------ SUPPLIED INFORMATION ------

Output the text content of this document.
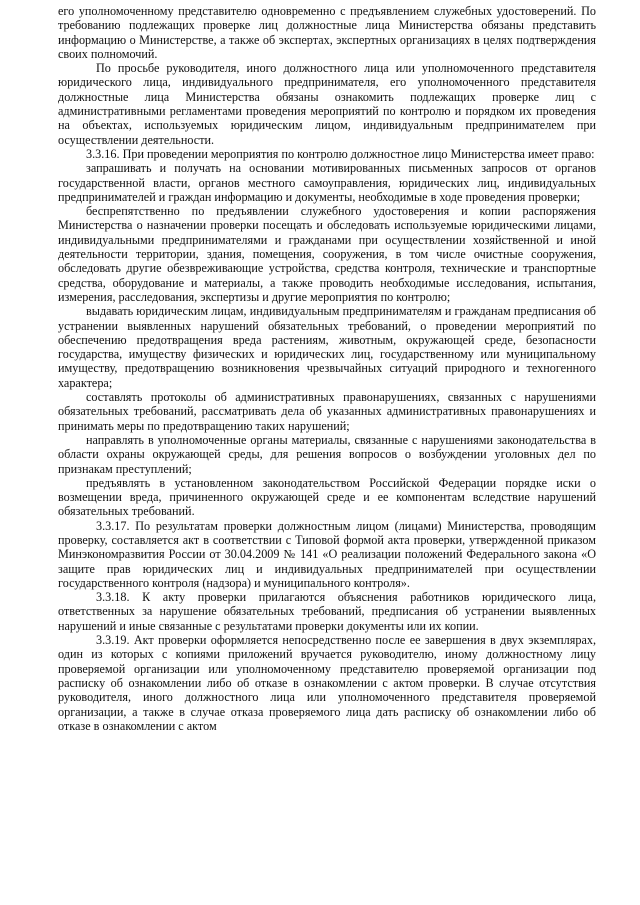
его уполномоченному представителю одновременно с предъявлением служебных удостоверений. По требованию подлежащих проверке лиц должностные лица Министерства обязаны представить информацию о Министерстве, а также об экспертах, экспертных организациях в целях подтверждения своих полномочий.

По просьбе руководителя, иного должностного лица или уполномоченного представителя юридического лица, индивидуального предпринимателя, его уполномоченного представителя должностные лица Министерства обязаны ознакомить подлежащих проверке лиц с административными регламентами проведения мероприятий по контролю и порядком их проведения на объектах, используемых юридическим лицом, индивидуальным предпринимателем при осуществлении деятельности.

3.3.16. При проведении мероприятия по контролю должностное лицо Министерства имеет право:

запрашивать и получать на основании мотивированных письменных запросов от органов государственной власти, органов местного самоуправления, юридических лиц, индивидуальных предпринимателей и граждан информацию и документы, необходимые в ходе проведения проверки;

беспрепятственно по предъявлении служебного удостоверения и копии распоряжения Министерства о назначении проверки посещать и обследовать используемые юридическими лицами, индивидуальными предпринимателями и гражданами при осуществлении хозяйственной и иной деятельности территории, здания, помещения, сооружения, в том числе очистные сооружения, обследовать другие обезвреживающие устройства, средства контроля, технические и транспортные средства, оборудование и материалы, а также проводить необходимые исследования, испытания, измерения, расследования, экспертизы и другие мероприятия по контролю;

выдавать юридическим лицам, индивидуальным предпринимателям и гражданам предписания об устранении выявленных нарушений обязательных требований, о проведении мероприятий по обеспечению предотвращения вреда растениям, животным, окружающей среде, безопасности государства, имуществу физических и юридических лиц, государственному или муниципальному имуществу, предотвращению возникновения чрезвычайных ситуаций природного и техногенного характера;

составлять протоколы об административных правонарушениях, связанных с нарушениями обязательных требований, рассматривать дела об указанных административных правонарушениях и принимать меры по предотвращению таких нарушений;

направлять в уполномоченные органы материалы, связанные с нарушениями законодательства в области охраны окружающей среды, для решения вопросов о возбуждении уголовных дел по признакам преступлений;

предъявлять в установленном законодательством Российской Федерации порядке иски о возмещении вреда, причиненного окружающей среде и ее компонентам вследствие нарушений обязательных требований.

3.3.17. По результатам проверки должностным лицом (лицами) Министерства, проводящим проверку, составляется акт в соответствии с Типовой формой акта проверки, утвержденной приказом Минэкономразвития России от 30.04.2009 № 141 «О реализации положений Федерального закона «О защите прав юридических лиц и индивидуальных предпринимателей при осуществлении государственного контроля (надзора) и муниципального контроля».

3.3.18. К акту проверки прилагаются объяснения работников юридического лица, ответственных за нарушение обязательных требований, предписания об устранении выявленных нарушений и иные связанные с результатами проверки документы или их копии.

3.3.19. Акт проверки оформляется непосредственно после ее завершения в двух экземплярах, один из которых с копиями приложений вручается руководителю, иному должностному лицу проверяемой организации или уполномоченному представителю проверяемой организации под расписку об ознакомлении либо об отказе в ознакомлении с актом проверки. В случае отсутствия руководителя, иного должностного лица или уполномоченного представителя проверяемой организации, а также в случае отказа проверяемого лица дать расписку об ознакомлении либо об отказе в ознакомлении с актом
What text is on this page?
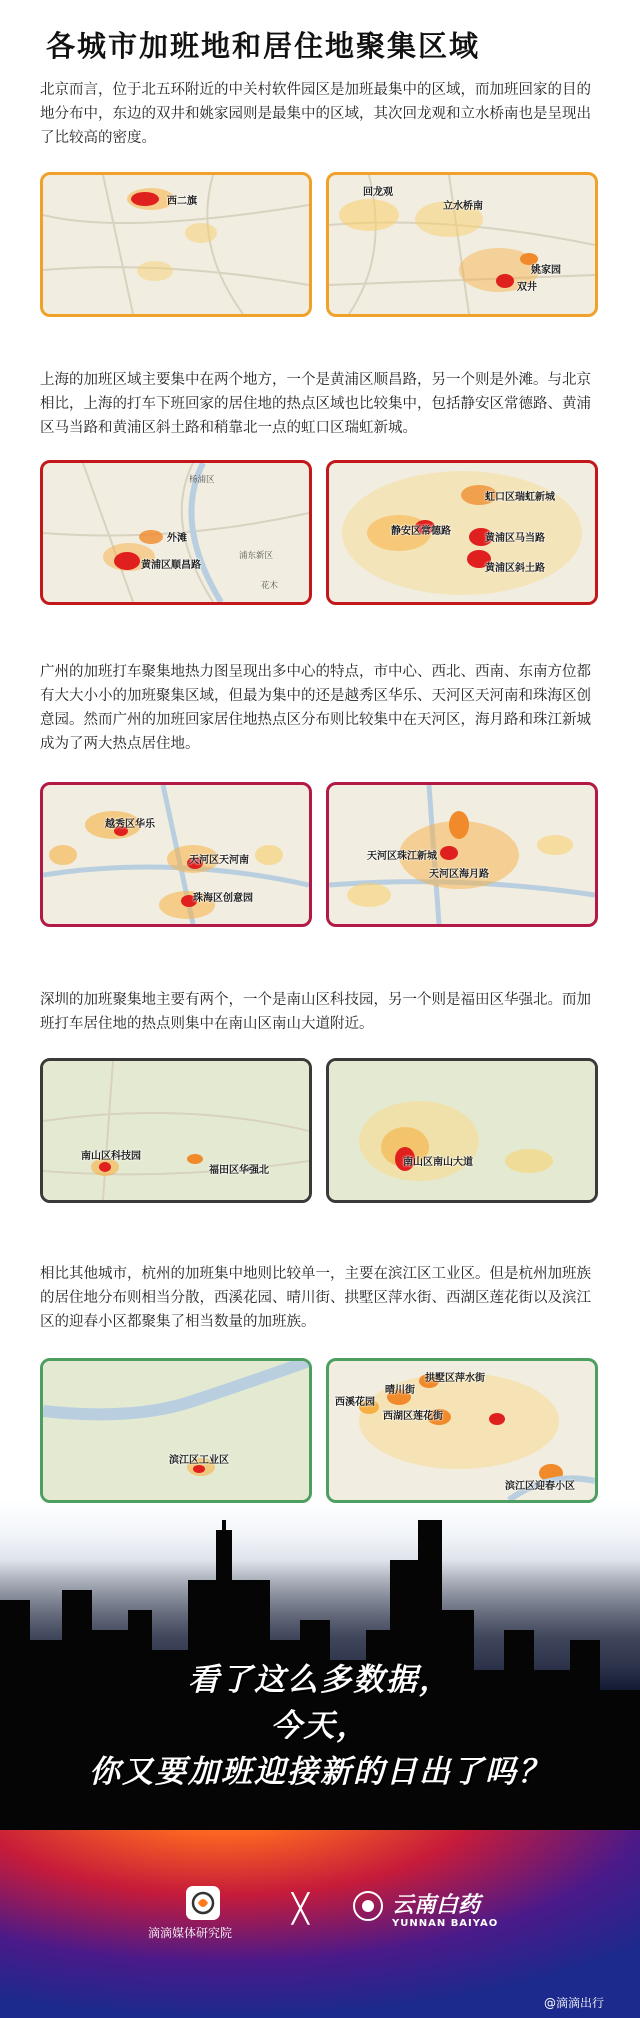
各城市加班地和居住地聚集区域
北京而言，位于北五环附近的中关村软件园区是加班最集中的区域，而加班回家的目的地分布中，东边的双井和姚家园则是最集中的区域，其次回龙观和立水桥南也是呈现出了比较高的密度。
西二旗
回龙观
立水桥南
姚家园
双井
上海的加班区域主要集中在两个地方，一个是黄浦区顺昌路，另一个则是外滩。与北京相比，上海的打车下班回家的居住地的热点区域也比较集中，包括静安区常德路、黄浦区马当路和黄浦区斜土路和稍靠北一点的虹口区瑞虹新城。
杨浦区
浦东新区
花木
外滩
黄浦区顺昌路
虹口区瑞虹新城
静安区常德路
黄浦区马当路
黄浦区斜土路
广州的加班打车聚集地热力图呈现出多中心的特点，市中心、西北、西南、东南方位都有大大小小的加班聚集区域，但最为集中的还是越秀区华乐、天河区天河南和珠海区创意园。然而广州的加班回家居住地热点区分布则比较集中在天河区，海月路和珠江新城成为了两大热点居住地。
越秀区华乐
天河区天河南
珠海区创意园
天河区珠江新城
天河区海月路
深圳的加班聚集地主要有两个，一个是南山区科技园，另一个则是福田区华强北。而加班打车居住地的热点则集中在南山区南山大道附近。
南山区科技园
福田区华强北
南山区南山大道
相比其他城市，杭州的加班集中地则比较单一，主要在滨江区工业区。但是杭州加班族的居住地分布则相当分散，西溪花园、晴川街、拱墅区萍水街、西湖区莲花街以及滨江区的迎春小区都聚集了相当数量的加班族。
滨江区工业区
拱墅区萍水街
晴川街
西溪花园
西湖区莲花街
滨江区迎春小区
看了这么多数据，
今天，
你又要加班迎接新的日出了吗？
滴滴媒体研究院
╳	云南白药
YUNNAN BAIYAO
@滴滴出行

------

Look through the data above. Each line containing the word "拱墅区萍水街" needs to be copied.

*RESPONSE TO THIS EXERCISE*:
相比其他城市，杭州的加班集中地则比较单一，主要在滨江区工业区。但是杭州加班族的居住地分布则相当分散，西溪花园、晴川街、拱墅区萍水街、西湖区莲花街以及滨江区的迎春小区都聚集了相当数量的加班族。
拱墅区萍水街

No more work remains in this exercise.